= PROVIDED DATA =
_ _ _ _ _ _ _

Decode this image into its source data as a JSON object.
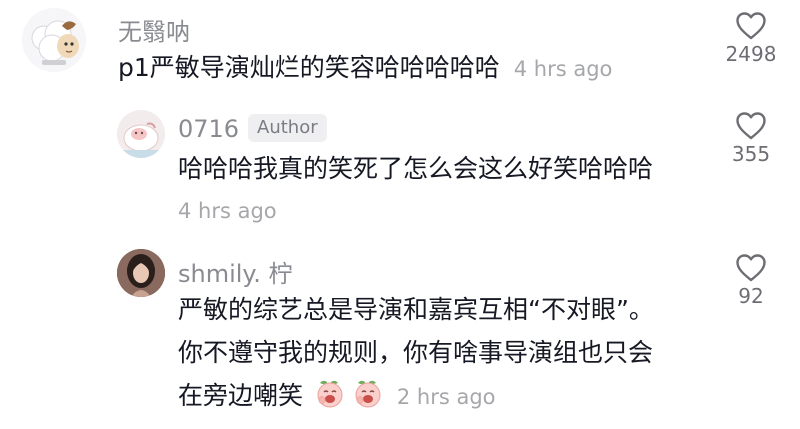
{
  "comments": [
    {
      "username": "无翳呐",
      "text_lines": [
        "p1严敏导演灿烂的笑容哈哈哈哈哈"
      ],
      "time": "4 hrs ago",
      "likes": "2498",
      "avatar_icon": "cartoon-sheep-avatar"
    },
    {
      "username": "0716",
      "badge": "Author",
      "text_lines": [
        "哈哈哈我真的笑死了怎么会这么好笑哈哈哈"
      ],
      "time": "4 hrs ago",
      "likes": "355",
      "avatar_icon": "pink-character-avatar"
    },
    {
      "username": "shmily. 柠",
      "text_lines": [
        "严敏的综艺总是导演和嘉宾互相“不对眼”。",
        "你不遵守我的规则，你有啥事导演组也只会",
        "在旁边嘲笑"
      ],
      "emoji": [
        "laughing-peach-emoji",
        "laughing-peach-emoji"
      ],
      "time": "2 hrs ago",
      "likes": "92",
      "avatar_icon": "girl-photo-avatar"
    }
  ],
  "colors": {
    "text": "#161823",
    "meta": "#8a8b91",
    "time": "#a6a7ab",
    "heart": "#6d6e74"
  }
}
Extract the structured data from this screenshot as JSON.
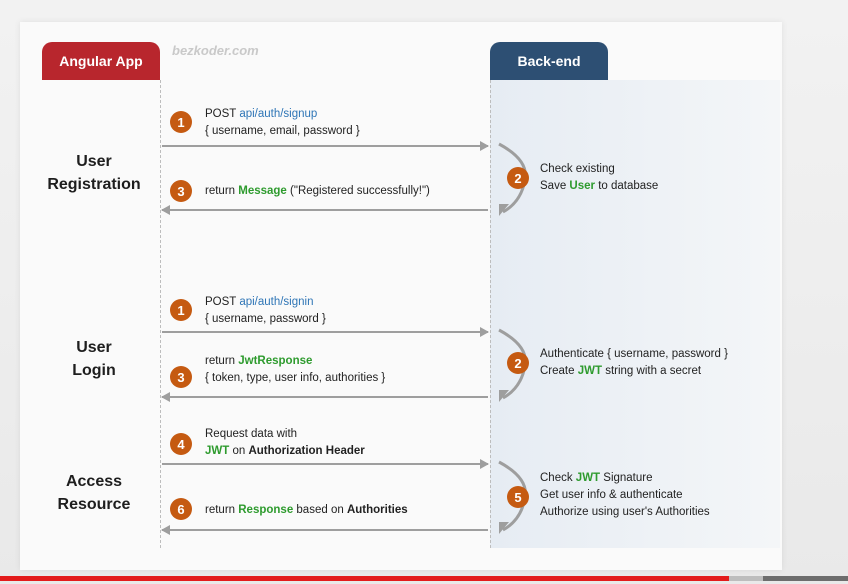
{
  "header": {
    "left_tab": "Angular App",
    "right_tab": "Back-end",
    "watermark": "bezkoder.com"
  },
  "sections": {
    "registration": {
      "line1": "User",
      "line2": "Registration"
    },
    "login": {
      "line1": "User",
      "line2": "Login"
    },
    "access": {
      "line1": "Access",
      "line2": "Resource"
    }
  },
  "steps": {
    "reg1": {
      "num": "1",
      "method": "POST ",
      "url": "api/auth/signup",
      "body": "{ username, email, password }"
    },
    "reg2": {
      "num": "2",
      "line1": "Check existing",
      "line2_a": "Save ",
      "line2_b": "User",
      "line2_c": " to database"
    },
    "reg3": {
      "num": "3",
      "a": "return ",
      "b": "Message",
      "c": " (\"Registered successfully!\")"
    },
    "log1": {
      "num": "1",
      "method": "POST ",
      "url": "api/auth/signin",
      "body": "{ username, password }"
    },
    "log2": {
      "num": "2",
      "line1": "Authenticate { username, password }",
      "line2_a": "Create ",
      "line2_b": "JWT",
      "line2_c": " string with a secret"
    },
    "log3": {
      "num": "3",
      "a": "return ",
      "b": "JwtResponse",
      "line2": "{ token, type, user info, authorities }"
    },
    "acc4": {
      "num": "4",
      "line1": "Request  data with",
      "line2_a": "JWT",
      "line2_b": " on ",
      "line2_c": "Authorization Header"
    },
    "acc5": {
      "num": "5",
      "line1_a": "Check ",
      "line1_b": "JWT",
      "line1_c": " Signature",
      "line2": "Get user info & authenticate",
      "line3": "Authorize using user's Authorities"
    },
    "acc6": {
      "num": "6",
      "a": "return ",
      "b": "Response",
      "c": " based on ",
      "d": "Authorities"
    }
  },
  "player": {
    "progress": 0.86,
    "buffered": 0.9
  }
}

_ _ _ _ _ _ _

= TASK =
Return the material exactly as given, apart from the pictures.

= EXPECTED ANSWER =
Decode this image into its source data as a JSON object.
{
  "comments": [
    {
      "username": "无翳呐",
      "text_lines": [
        "p1严敏导演灿烂的笑容哈哈哈哈哈"
      ],
      "time": "4 hrs ago",
      "likes": "2498",
      "avatar_icon": "cartoon-sheep-avatar"
    },
    {
      "username": "0716",
      "badge": "Author",
      "text_lines": [
        "哈哈哈我真的笑死了怎么会这么好笑哈哈哈"
      ],
      "time": "4 hrs ago",
      "likes": "355",
      "avatar_icon": "pink-character-avatar"
    },
    {
      "username": "shmily. 柠",
      "text_lines": [
        "严敏的综艺总是导演和嘉宾互相“不对眼”。",
        "你不遵守我的规则，你有啥事导演组也只会",
        "在旁边嘲笑"
      ],
      "emoji": [
        "laughing-peach-emoji",
        "laughing-peach-emoji"
      ],
      "time": "2 hrs ago",
      "likes": "92",
      "avatar_icon": "girl-photo-avatar"
    }
  ],
  "colors": {
    "text": "#161823",
    "meta": "#8a8b91",
    "time": "#a6a7ab",
    "heart": "#6d6e74"
  }
}
Extract the structured data from this screenshot as JSON.
{
  "header": {
    "left_tab": "Angular App",
    "right_tab": "Back-end",
    "watermark": "bezkoder.com"
  },
  "sections": {
    "registration": {
      "line1": "User",
      "line2": "Registration"
    },
    "login": {
      "line1": "User",
      "line2": "Login"
    },
    "access": {
      "line1": "Access",
      "line2": "Resource"
    }
  },
  "steps": {
    "reg1": {
      "num": "1",
      "method": "POST ",
      "url": "api/auth/signup",
      "body": "{ username, email, password }"
    },
    "reg2": {
      "num": "2",
      "line1": "Check existing",
      "line2_a": "Save ",
      "line2_b": "User",
      "line2_c": " to database"
    },
    "reg3": {
      "num": "3",
      "a": "return ",
      "b": "Message",
      "c": " (\"Registered successfully!\")"
    },
    "log1": {
      "num": "1",
      "method": "POST ",
      "url": "api/auth/signin",
      "body": "{ username, password }"
    },
    "log2": {
      "num": "2",
      "line1": "Authenticate { username, password }",
      "line2_a": "Create ",
      "line2_b": "JWT",
      "line2_c": " string with a secret"
    },
    "log3": {
      "num": "3",
      "a": "return ",
      "b": "JwtResponse",
      "line2": "{ token, type, user info, authorities }"
    },
    "acc4": {
      "num": "4",
      "line1": "Request  data with",
      "line2_a": "JWT",
      "line2_b": " on ",
      "line2_c": "Authorization Header"
    },
    "acc5": {
      "num": "5",
      "line1_a": "Check ",
      "line1_b": "JWT",
      "line1_c": " Signature",
      "line2": "Get user info & authenticate",
      "line3": "Authorize using user's Authorities"
    },
    "acc6": {
      "num": "6",
      "a": "return ",
      "b": "Response",
      "c": " based on ",
      "d": "Authorities"
    }
  },
  "player": {
    "progress": 0.86,
    "buffered": 0.9
  }
}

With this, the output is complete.